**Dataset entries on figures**
★ ★ ★

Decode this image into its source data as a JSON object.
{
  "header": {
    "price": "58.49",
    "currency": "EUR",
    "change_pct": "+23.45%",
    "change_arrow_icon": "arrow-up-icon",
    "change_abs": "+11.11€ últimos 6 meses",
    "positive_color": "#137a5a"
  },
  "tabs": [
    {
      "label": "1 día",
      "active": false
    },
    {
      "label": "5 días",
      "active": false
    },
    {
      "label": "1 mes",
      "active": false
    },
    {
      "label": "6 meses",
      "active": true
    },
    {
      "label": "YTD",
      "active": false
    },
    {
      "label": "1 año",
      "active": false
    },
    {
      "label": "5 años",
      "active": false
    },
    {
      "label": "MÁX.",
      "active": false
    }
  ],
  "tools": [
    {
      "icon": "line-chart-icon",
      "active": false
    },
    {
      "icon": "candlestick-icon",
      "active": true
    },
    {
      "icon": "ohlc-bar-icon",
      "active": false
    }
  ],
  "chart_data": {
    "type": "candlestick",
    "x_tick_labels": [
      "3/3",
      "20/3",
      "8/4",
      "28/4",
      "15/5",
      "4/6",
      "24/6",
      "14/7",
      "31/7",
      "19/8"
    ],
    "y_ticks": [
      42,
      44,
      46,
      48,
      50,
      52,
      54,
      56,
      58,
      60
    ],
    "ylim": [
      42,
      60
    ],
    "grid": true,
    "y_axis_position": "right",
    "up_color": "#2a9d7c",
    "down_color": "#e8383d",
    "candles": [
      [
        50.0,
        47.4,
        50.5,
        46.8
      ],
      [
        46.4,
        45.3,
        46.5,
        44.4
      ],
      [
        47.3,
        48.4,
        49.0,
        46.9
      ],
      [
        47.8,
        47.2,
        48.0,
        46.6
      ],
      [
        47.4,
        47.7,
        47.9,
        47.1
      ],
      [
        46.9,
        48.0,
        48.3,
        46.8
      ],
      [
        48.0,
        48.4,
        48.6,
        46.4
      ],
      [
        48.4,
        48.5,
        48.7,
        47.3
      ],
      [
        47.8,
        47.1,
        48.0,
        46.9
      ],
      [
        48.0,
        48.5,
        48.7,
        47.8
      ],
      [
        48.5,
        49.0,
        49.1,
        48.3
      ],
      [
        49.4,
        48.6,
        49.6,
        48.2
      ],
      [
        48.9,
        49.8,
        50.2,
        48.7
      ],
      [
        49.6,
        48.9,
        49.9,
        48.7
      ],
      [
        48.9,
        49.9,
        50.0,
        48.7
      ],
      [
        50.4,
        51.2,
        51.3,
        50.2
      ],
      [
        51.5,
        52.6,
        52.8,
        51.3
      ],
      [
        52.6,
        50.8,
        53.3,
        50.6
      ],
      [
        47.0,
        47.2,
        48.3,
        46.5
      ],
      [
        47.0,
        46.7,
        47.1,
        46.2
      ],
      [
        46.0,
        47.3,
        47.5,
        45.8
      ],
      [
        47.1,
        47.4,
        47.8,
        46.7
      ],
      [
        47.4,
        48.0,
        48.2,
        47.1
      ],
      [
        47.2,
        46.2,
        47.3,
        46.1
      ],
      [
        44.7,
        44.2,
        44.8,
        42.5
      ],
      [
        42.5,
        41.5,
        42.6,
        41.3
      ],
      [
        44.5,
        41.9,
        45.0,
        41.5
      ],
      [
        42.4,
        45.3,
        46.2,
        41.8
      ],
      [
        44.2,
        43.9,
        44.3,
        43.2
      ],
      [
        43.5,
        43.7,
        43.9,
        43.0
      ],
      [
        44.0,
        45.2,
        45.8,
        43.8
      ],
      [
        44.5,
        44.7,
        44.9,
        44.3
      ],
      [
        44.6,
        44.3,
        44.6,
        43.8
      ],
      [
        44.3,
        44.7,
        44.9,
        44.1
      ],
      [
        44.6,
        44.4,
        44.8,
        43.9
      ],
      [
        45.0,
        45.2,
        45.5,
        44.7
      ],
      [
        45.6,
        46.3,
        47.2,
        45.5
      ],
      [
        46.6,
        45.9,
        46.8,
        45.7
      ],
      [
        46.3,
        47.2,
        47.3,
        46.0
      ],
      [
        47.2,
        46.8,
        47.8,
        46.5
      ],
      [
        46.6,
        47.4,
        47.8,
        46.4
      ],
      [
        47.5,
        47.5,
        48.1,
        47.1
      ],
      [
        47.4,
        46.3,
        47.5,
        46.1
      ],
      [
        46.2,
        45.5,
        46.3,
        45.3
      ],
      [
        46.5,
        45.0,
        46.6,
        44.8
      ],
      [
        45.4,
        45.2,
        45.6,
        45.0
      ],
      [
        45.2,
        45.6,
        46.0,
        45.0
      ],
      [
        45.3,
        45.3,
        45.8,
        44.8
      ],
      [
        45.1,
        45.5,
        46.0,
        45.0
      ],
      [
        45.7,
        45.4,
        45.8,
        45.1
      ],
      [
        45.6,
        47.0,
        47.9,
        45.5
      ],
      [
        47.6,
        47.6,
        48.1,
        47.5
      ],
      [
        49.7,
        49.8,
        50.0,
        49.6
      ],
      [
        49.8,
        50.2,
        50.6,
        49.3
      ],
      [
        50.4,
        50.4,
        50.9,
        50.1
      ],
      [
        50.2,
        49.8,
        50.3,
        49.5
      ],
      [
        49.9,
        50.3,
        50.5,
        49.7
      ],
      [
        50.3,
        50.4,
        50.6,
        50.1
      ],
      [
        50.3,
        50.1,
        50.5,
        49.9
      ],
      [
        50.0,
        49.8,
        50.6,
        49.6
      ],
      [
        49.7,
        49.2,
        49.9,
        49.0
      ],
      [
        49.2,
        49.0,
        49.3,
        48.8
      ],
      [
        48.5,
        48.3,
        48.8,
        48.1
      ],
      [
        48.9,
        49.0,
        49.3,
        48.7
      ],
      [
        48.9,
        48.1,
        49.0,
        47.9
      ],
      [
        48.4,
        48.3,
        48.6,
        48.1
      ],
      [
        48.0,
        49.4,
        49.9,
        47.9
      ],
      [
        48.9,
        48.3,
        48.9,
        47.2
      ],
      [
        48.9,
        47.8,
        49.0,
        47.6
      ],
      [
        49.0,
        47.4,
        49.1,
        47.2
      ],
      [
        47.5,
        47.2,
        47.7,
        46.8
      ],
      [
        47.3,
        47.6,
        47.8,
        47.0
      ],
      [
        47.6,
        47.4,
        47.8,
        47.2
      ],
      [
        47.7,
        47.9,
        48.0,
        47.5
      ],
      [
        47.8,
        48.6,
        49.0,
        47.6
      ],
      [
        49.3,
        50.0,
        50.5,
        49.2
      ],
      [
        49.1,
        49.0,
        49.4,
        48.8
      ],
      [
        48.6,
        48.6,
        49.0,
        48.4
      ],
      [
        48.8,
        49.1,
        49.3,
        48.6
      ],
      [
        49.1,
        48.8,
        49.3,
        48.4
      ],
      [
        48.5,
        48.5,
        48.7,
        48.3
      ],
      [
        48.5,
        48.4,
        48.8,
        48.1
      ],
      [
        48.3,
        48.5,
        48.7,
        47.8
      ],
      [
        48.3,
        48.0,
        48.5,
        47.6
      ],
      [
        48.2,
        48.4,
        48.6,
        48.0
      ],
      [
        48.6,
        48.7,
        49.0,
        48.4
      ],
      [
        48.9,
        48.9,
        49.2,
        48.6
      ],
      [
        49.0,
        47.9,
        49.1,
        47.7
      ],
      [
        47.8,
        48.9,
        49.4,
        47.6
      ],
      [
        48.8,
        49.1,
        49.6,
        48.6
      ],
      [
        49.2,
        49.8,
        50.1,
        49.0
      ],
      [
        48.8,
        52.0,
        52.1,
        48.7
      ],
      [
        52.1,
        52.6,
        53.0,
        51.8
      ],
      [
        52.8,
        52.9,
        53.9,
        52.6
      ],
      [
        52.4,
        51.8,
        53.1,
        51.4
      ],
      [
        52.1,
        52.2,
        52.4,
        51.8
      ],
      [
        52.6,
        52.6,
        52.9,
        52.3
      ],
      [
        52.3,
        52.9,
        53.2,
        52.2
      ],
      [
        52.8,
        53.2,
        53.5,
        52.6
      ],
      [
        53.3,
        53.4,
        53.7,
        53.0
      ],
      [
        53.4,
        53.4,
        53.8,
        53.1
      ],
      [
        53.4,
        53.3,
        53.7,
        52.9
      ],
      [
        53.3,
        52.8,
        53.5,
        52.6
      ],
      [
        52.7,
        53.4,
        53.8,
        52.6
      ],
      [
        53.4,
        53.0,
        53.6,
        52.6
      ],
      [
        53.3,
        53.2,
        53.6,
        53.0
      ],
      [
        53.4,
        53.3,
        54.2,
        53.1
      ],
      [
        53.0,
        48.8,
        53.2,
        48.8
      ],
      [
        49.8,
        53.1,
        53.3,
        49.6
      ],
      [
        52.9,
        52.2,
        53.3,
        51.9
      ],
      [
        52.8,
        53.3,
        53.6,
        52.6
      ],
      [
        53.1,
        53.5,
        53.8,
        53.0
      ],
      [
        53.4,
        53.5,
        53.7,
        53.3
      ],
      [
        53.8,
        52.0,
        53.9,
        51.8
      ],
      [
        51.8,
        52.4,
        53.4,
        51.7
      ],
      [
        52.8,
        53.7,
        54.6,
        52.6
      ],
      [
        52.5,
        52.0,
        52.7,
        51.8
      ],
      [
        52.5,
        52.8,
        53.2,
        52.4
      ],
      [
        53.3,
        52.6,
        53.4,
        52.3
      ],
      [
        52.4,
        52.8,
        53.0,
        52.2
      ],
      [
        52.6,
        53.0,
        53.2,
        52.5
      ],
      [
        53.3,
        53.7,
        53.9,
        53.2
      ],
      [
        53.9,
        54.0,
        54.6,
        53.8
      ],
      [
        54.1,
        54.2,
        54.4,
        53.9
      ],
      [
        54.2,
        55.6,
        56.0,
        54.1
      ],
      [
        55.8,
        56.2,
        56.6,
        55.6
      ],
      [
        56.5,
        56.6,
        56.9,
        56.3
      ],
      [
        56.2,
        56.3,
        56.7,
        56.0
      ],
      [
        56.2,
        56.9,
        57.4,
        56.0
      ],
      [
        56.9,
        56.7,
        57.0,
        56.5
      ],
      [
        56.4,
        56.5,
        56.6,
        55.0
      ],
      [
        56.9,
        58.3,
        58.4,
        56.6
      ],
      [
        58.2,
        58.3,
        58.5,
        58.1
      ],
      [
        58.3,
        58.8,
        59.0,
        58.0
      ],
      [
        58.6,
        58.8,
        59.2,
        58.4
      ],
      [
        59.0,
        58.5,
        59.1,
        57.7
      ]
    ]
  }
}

★ ★ ★

**EXERCISE AIM**
Take each line of the material that contains the word "candlestick" and list it.

**RESULT OF THE EXERCISE**
      "icon": "candlestick-icon",
    "type": "candlestick",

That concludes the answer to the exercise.